■ **Stored data**
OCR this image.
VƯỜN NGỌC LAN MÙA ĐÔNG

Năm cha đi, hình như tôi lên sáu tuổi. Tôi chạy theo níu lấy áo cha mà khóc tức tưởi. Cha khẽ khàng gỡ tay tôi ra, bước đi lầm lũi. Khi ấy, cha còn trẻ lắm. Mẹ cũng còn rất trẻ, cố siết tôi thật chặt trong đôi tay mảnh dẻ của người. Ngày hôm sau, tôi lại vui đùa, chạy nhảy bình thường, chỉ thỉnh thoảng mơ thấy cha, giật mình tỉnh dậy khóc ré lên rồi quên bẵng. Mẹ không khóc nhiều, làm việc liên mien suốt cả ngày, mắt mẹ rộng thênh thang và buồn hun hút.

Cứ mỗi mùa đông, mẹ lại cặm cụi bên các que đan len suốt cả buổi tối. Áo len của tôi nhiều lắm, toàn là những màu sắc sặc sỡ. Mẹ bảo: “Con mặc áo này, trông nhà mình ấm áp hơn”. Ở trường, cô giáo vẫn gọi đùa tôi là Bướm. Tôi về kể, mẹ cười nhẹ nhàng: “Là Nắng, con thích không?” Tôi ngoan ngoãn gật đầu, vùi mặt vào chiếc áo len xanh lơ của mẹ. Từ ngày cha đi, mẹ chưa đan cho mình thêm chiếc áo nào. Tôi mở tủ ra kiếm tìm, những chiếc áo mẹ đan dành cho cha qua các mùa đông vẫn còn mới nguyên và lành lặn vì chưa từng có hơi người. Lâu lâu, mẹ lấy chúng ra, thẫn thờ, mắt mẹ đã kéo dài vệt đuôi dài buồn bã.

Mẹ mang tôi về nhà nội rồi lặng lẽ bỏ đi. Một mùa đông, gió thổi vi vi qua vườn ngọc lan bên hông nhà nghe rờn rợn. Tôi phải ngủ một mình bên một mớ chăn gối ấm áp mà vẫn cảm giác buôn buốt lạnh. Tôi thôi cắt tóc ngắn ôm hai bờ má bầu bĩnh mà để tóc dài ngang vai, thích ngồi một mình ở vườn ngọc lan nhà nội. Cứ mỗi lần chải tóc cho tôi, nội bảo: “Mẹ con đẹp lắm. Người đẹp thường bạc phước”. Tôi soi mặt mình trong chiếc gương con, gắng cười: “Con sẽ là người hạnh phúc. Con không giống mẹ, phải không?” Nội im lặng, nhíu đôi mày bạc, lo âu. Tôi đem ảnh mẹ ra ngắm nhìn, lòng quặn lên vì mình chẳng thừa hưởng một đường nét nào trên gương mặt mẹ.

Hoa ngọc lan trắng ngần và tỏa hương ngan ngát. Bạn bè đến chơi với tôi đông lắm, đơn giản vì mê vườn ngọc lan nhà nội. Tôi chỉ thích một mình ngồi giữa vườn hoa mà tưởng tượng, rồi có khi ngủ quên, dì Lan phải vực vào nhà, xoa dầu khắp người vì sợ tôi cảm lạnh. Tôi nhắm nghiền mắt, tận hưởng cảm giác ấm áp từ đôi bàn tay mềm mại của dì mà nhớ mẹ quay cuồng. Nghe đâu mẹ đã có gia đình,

■ **Task**
Retype the listing exactly, in full.

■ **Result of this exercise**
OCR this image.
VƯỜN NGỌC LAN MÙA ĐÔNG

Năm cha đi, hình như tôi lên sáu tuổi. Tôi chạy theo níu lấy áo cha mà khóc tức tưởi. Cha khẽ khàng gỡ tay tôi ra, bước đi lầm lũi. Khi ấy, cha còn trẻ lắm. Mẹ cũng còn rất trẻ, cố siết tôi thật chặt trong đôi tay mảnh dẻ của người. Ngày hôm sau, tôi lại vui đùa, chạy nhảy bình thường, chỉ thỉnh thoảng mơ thấy cha, giật mình tỉnh dậy khóc ré lên rồi quên bẵng. Mẹ không khóc nhiều, làm việc liên mien suốt cả ngày, mắt mẹ rộng thênh thang và buồn hun hút.

Cứ mỗi mùa đông, mẹ lại cặm cụi bên các que đan len suốt cả buổi tối. Áo len của tôi nhiều lắm, toàn là những màu sắc sặc sỡ. Mẹ bảo: “Con mặc áo này, trông nhà mình ấm áp hơn”. Ở trường, cô giáo vẫn gọi đùa tôi là Bướm. Tôi về kể, mẹ cười nhẹ nhàng: “Là Nắng, con thích không?” Tôi ngoan ngoãn gật đầu, vùi mặt vào chiếc áo len xanh lơ của mẹ. Từ ngày cha đi, mẹ chưa đan cho mình thêm chiếc áo nào. Tôi mở tủ ra kiếm tìm, những chiếc áo mẹ đan dành cho cha qua các mùa đông vẫn còn mới nguyên và lành lặn vì chưa từng có hơi người. Lâu lâu, mẹ lấy chúng ra, thẫn thờ, mắt mẹ đã kéo dài vệt đuôi dài buồn bã.

Mẹ mang tôi về nhà nội rồi lặng lẽ bỏ đi. Một mùa đông, gió thổi vi vi qua vườn ngọc lan bên hông nhà nghe rờn rợn. Tôi phải ngủ một mình bên một mớ chăn gối ấm áp mà vẫn cảm giác buôn buốt lạnh. Tôi thôi cắt tóc ngắn ôm hai bờ má bầu bĩnh mà để tóc dài ngang vai, thích ngồi một mình ở vườn ngọc lan nhà nội. Cứ mỗi lần chải tóc cho tôi, nội bảo: “Mẹ con đẹp lắm. Người đẹp thường bạc phước”. Tôi soi mặt mình trong chiếc gương con, gắng cười: “Con sẽ là người hạnh phúc. Con không giống mẹ, phải không?” Nội im lặng, nhíu đôi mày bạc, lo âu. Tôi đem ảnh mẹ ra ngắm nhìn, lòng quặn lên vì mình chẳng thừa hưởng một đường nét nào trên gương mặt mẹ.

Hoa ngọc lan trắng ngần và tỏa hương ngan ngát. Bạn bè đến chơi với tôi đông lắm, đơn giản vì mê vườn ngọc lan nhà nội. Tôi chỉ thích một mình ngồi giữa vườn hoa mà tưởng tượng, rồi có khi ngủ quên, dì Lan phải vực vào nhà, xoa dầu khắp người vì sợ tôi cảm lạnh. Tôi nhắm nghiền mắt, tận hưởng cảm giác ấm áp từ đôi bàn tay mềm mại của dì mà nhớ mẹ quay cuồng. Nghe đâu mẹ đã có gia đình,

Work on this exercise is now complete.